Written request -
Without the pictures, return all of the material exactly as written.

[Records from a data collection]
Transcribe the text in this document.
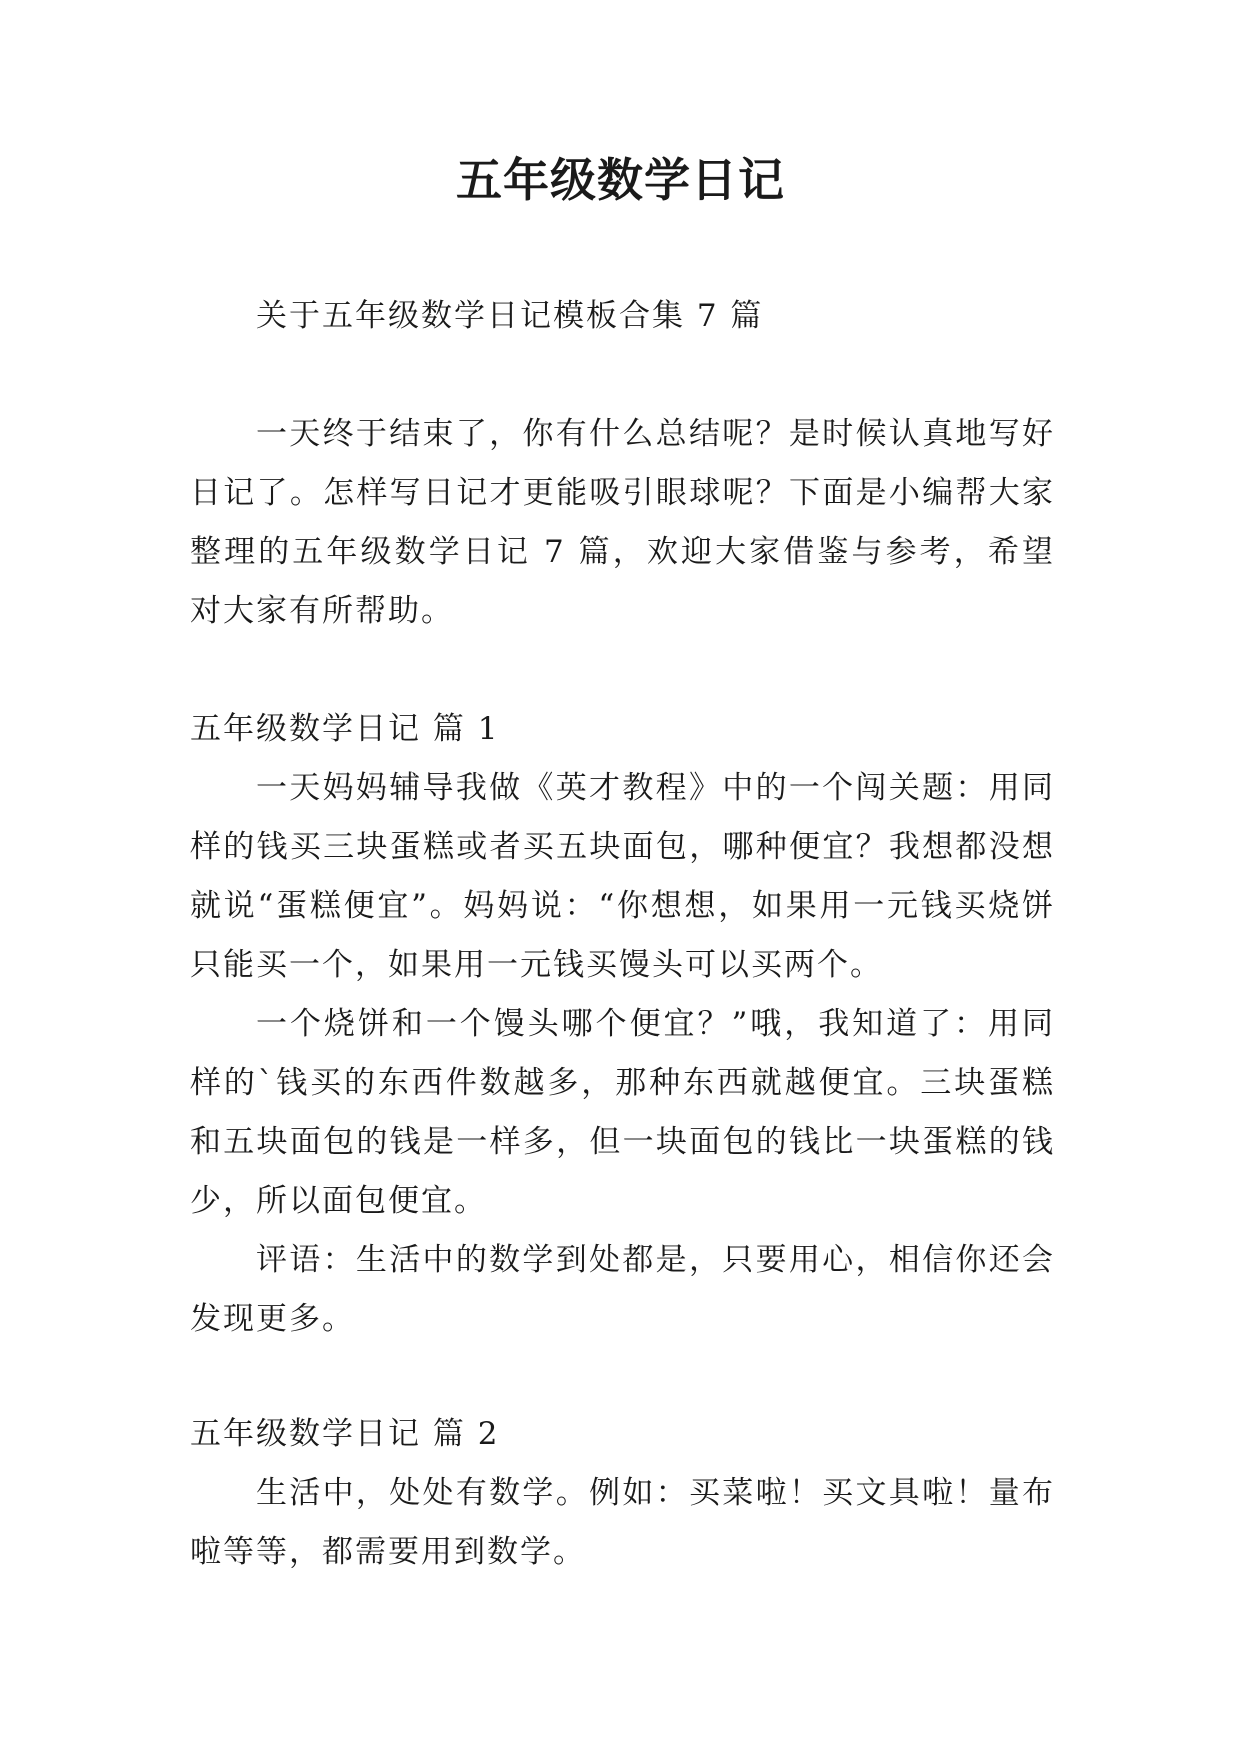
五年级数学日记

关于五年级数学日记模板合集 7 篇

一天终于结束了，你有什么总结呢？是时候认真地写好日记了。怎样写日记才更能吸引眼球呢？下面是小编帮大家整理的五年级数学日记 7 篇，欢迎大家借鉴与参考，希望对大家有所帮助。

五年级数学日记 篇 1

一天妈妈辅导我做《英才教程》中的一个闯关题：用同样的钱买三块蛋糕或者买五块面包，哪种便宜？我想都没想就说“蛋糕便宜”。妈妈说：“你想想，如果用一元钱买烧饼只能买一个，如果用一元钱买馒头可以买两个。

一个烧饼和一个馒头哪个便宜？”哦，我知道了：用同样的`钱买的东西件数越多，那种东西就越便宜。三块蛋糕和五块面包的钱是一样多，但一块面包的钱比一块蛋糕的钱少，所以面包便宜。

评语：生活中的数学到处都是，只要用心，相信你还会发现更多。

五年级数学日记 篇 2

生活中，处处有数学。例如：买菜啦！买文具啦！量布啦等等，都需要用到数学。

Answer below -
Transcribe the text in this document.
五年级数学日记

关于五年级数学日记模板合集 7 篇

一天终于结束了，你有什么总结呢？是时候认真地写好日记了。怎样写日记才更能吸引眼球呢？下面是小编帮大家整理的五年级数学日记 7 篇，欢迎大家借鉴与参考，希望对大家有所帮助。

五年级数学日记 篇 1

一天妈妈辅导我做《英才教程》中的一个闯关题：用同样的钱买三块蛋糕或者买五块面包，哪种便宜？我想都没想就说“蛋糕便宜”。妈妈说：“你想想，如果用一元钱买烧饼只能买一个，如果用一元钱买馒头可以买两个。

一个烧饼和一个馒头哪个便宜？”哦，我知道了：用同样的`钱买的东西件数越多，那种东西就越便宜。三块蛋糕和五块面包的钱是一样多，但一块面包的钱比一块蛋糕的钱少，所以面包便宜。

评语：生活中的数学到处都是，只要用心，相信你还会发现更多。

五年级数学日记 篇 2

生活中，处处有数学。例如：买菜啦！买文具啦！量布啦等等，都需要用到数学。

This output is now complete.